**Short exercise:** Reproduce each line that includes the word "Puissance".

**Listed entries:**
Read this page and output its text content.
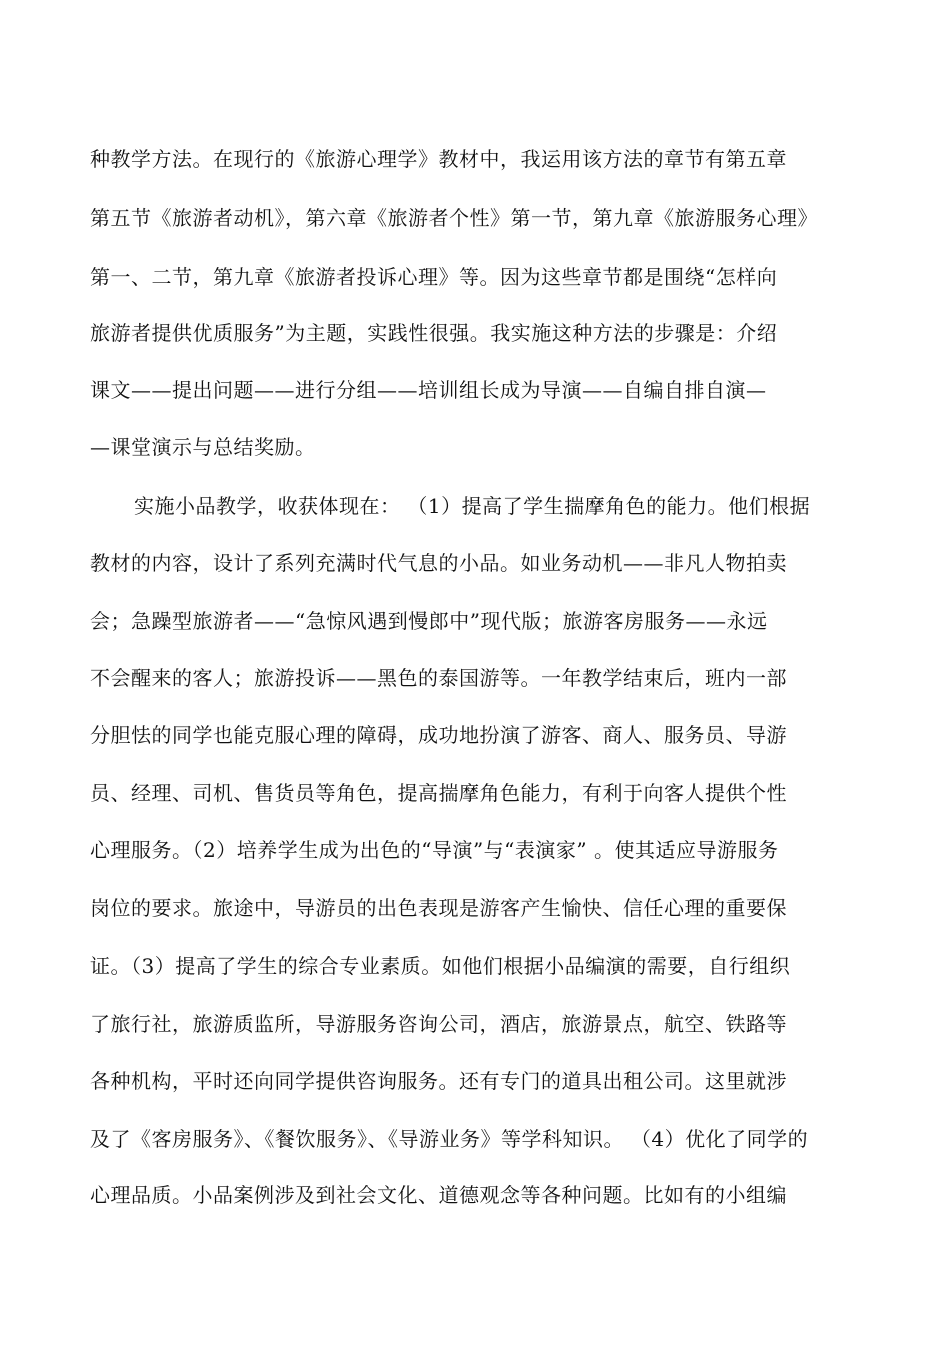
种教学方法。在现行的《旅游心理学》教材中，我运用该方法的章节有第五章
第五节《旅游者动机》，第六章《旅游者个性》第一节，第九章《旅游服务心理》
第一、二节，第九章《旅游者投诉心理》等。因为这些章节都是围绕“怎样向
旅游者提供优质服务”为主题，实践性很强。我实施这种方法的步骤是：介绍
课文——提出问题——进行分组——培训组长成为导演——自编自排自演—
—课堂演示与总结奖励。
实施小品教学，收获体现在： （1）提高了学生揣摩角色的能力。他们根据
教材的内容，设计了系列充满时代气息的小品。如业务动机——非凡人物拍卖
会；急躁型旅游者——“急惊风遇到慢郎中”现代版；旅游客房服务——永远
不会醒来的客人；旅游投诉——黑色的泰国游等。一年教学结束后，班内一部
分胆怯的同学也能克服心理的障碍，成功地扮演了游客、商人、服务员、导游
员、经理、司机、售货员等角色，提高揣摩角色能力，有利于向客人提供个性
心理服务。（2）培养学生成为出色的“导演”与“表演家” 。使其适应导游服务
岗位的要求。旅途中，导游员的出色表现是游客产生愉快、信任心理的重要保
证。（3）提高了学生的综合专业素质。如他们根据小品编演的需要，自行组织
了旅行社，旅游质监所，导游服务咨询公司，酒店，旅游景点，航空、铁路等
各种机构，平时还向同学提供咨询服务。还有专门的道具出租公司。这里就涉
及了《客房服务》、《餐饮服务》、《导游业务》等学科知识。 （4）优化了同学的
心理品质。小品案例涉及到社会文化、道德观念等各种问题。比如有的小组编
==
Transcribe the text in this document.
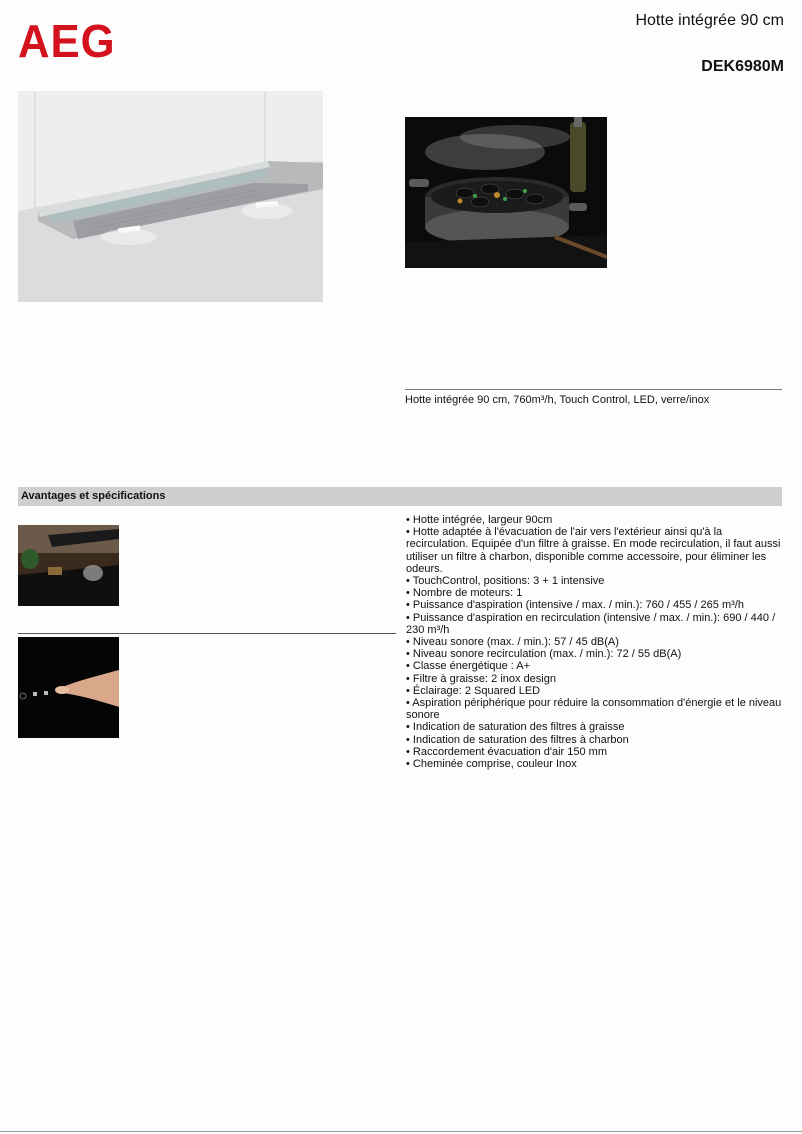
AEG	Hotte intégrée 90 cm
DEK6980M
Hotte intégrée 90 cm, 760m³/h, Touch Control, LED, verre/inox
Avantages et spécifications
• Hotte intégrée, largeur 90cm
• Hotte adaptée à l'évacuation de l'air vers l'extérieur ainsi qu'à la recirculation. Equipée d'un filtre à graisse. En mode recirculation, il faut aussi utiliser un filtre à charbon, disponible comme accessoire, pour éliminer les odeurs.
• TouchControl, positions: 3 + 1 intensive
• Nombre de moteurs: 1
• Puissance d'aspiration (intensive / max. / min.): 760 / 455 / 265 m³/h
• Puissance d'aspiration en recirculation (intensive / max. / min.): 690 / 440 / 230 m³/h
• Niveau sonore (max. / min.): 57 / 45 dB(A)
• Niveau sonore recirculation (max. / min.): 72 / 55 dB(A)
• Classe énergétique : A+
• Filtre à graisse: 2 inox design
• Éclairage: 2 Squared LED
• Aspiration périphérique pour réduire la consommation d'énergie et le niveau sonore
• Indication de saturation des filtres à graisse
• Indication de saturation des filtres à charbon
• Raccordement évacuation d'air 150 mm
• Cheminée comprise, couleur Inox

**Finished task:**
• Puissance d'aspiration (intensive / max. / min.): 760 / 455 / 265 m³/h
• Puissance d'aspiration en recirculation (intensive / max. / min.): 690 / 440 / 230 m³/h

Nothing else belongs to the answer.